## [Your instructions]
Make an exact copy of the lines below.

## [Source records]
-- start --
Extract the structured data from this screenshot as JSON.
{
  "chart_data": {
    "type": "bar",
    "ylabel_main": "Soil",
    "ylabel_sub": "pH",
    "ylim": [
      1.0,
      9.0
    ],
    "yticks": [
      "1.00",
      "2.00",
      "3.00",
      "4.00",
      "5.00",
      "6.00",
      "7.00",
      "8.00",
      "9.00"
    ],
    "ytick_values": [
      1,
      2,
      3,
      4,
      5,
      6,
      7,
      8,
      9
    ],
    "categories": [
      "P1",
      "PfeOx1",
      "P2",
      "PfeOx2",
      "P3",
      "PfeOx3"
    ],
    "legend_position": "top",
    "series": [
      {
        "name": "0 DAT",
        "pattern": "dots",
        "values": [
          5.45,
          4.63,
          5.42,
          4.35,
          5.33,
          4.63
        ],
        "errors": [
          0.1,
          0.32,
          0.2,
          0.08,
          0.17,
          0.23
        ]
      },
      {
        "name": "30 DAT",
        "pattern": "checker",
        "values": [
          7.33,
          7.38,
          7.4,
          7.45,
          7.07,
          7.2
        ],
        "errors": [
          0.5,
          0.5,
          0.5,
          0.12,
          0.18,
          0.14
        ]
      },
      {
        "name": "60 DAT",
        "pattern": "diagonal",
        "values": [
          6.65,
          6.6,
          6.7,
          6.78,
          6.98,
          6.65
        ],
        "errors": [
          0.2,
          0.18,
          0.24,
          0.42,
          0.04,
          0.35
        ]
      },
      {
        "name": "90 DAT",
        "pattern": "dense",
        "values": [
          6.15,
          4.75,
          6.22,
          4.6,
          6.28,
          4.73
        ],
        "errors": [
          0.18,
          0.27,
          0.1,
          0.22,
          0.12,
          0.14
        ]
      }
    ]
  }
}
-- end --
## [Result]
Extract the structured data from this screenshot as JSON.
{
  "chart_data": {
    "type": "bar",
    "ylabel_main": "Soil",
    "ylabel_sub": "pH",
    "ylim": [
      1.0,
      9.0
    ],
    "yticks": [
      "1.00",
      "2.00",
      "3.00",
      "4.00",
      "5.00",
      "6.00",
      "7.00",
      "8.00",
      "9.00"
    ],
    "ytick_values": [
      1,
      2,
      3,
      4,
      5,
      6,
      7,
      8,
      9
    ],
    "categories": [
      "P1",
      "PfeOx1",
      "P2",
      "PfeOx2",
      "P3",
      "PfeOx3"
    ],
    "legend_position": "top",
    "series": [
      {
        "name": "0 DAT",
        "pattern": "dots",
        "values": [
          5.45,
          4.63,
          5.42,
          4.35,
          5.33,
          4.63
        ],
        "errors": [
          0.1,
          0.32,
          0.2,
          0.08,
          0.17,
          0.23
        ]
      },
      {
        "name": "30 DAT",
        "pattern": "checker",
        "values": [
          7.33,
          7.38,
          7.4,
          7.45,
          7.07,
          7.2
        ],
        "errors": [
          0.5,
          0.5,
          0.5,
          0.12,
          0.18,
          0.14
        ]
      },
      {
        "name": "60 DAT",
        "pattern": "diagonal",
        "values": [
          6.65,
          6.6,
          6.7,
          6.78,
          6.98,
          6.65
        ],
        "errors": [
          0.2,
          0.18,
          0.24,
          0.42,
          0.04,
          0.35
        ]
      },
      {
        "name": "90 DAT",
        "pattern": "dense",
        "values": [
          6.15,
          4.75,
          6.22,
          4.6,
          6.28,
          4.73
        ],
        "errors": [
          0.18,
          0.27,
          0.1,
          0.22,
          0.12,
          0.14
        ]
      }
    ]
  }
}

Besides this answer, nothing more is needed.